* [Work instruction]: Wherever a line in the records contains the word "price", return that line.

(Records from a collection of figures)
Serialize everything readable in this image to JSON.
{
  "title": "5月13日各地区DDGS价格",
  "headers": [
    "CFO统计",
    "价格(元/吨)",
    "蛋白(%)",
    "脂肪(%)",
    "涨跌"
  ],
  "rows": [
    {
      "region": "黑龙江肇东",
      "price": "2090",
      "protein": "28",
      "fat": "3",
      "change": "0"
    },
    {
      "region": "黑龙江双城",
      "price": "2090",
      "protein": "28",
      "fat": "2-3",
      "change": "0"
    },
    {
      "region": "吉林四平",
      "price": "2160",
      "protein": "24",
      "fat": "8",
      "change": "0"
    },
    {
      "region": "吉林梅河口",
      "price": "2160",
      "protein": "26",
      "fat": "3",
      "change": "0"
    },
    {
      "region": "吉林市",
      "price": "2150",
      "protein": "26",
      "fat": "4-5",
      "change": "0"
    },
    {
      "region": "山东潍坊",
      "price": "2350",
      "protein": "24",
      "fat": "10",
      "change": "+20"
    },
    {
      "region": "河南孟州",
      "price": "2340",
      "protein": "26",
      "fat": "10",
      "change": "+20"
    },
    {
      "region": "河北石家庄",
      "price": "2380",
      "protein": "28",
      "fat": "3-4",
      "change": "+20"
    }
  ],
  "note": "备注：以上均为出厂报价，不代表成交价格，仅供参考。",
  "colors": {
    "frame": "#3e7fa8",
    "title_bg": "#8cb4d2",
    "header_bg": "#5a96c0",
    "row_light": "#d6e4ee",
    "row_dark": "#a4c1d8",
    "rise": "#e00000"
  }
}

* [Solution for this task]:
      "price": "2090",
      "price": "2090",
      "price": "2160",
      "price": "2160",
      "price": "2150",
      "price": "2350",
      "price": "2340",
      "price": "2380",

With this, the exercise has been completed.